### PROBLEM REQUIREMENTS
Locate the word "followup" in the entries below, then gather every line that holds it.

• • • • • • •

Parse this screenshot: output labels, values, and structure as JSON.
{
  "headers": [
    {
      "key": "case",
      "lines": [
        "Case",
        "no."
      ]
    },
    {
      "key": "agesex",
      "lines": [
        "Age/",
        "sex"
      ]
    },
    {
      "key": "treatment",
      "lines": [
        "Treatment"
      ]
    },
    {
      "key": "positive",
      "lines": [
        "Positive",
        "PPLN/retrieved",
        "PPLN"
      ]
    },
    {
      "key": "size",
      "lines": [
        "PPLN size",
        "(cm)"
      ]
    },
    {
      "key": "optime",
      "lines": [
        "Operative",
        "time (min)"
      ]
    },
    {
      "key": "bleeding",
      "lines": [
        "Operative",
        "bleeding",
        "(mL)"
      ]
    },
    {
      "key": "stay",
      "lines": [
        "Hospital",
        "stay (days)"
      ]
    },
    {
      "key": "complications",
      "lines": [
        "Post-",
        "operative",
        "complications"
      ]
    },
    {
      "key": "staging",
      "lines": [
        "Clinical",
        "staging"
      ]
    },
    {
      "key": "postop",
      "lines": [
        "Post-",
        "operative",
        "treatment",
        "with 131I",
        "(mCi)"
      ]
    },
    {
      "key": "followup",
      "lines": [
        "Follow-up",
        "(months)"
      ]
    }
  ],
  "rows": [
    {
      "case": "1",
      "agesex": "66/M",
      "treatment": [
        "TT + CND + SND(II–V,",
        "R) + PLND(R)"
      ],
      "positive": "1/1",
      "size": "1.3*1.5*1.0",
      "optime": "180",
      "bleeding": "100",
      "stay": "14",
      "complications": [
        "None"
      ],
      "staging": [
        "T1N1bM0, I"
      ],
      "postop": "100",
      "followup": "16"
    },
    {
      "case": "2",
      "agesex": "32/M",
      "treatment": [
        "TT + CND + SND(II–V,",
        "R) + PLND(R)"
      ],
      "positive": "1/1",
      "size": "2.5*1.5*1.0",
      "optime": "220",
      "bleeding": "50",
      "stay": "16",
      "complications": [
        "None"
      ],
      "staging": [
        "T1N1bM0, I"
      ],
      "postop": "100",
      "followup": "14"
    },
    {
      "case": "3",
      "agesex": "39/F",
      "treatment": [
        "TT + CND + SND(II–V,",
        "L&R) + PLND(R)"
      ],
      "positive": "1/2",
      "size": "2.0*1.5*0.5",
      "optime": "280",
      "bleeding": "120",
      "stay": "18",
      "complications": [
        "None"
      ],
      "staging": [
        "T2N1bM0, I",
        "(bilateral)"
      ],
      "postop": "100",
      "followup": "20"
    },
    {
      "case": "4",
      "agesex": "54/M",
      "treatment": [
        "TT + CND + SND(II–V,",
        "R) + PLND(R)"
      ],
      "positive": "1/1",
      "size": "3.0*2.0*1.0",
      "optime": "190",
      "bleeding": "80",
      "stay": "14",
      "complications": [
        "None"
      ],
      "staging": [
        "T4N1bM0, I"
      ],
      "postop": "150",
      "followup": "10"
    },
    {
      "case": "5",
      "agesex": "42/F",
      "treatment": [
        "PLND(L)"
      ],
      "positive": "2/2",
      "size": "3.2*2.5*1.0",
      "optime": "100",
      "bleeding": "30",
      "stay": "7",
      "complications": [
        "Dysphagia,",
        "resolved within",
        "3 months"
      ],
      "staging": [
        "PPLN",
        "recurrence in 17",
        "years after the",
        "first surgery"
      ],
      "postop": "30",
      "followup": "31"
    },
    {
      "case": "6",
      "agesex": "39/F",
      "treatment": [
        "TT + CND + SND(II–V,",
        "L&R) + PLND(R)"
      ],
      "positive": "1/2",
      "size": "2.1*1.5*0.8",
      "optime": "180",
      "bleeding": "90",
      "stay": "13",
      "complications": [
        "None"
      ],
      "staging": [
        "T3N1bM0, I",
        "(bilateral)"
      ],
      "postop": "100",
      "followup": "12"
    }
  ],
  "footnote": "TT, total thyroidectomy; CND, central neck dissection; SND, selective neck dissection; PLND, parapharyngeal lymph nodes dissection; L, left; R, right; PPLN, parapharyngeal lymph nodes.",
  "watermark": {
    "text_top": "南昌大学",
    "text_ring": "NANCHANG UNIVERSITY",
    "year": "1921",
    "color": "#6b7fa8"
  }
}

• • • • • • •

### RESULT
      "key": "followup",
      "followup": "16"
      "followup": "14"
      "followup": "20"
      "followup": "10"
      "followup": "31"
      "followup": "12"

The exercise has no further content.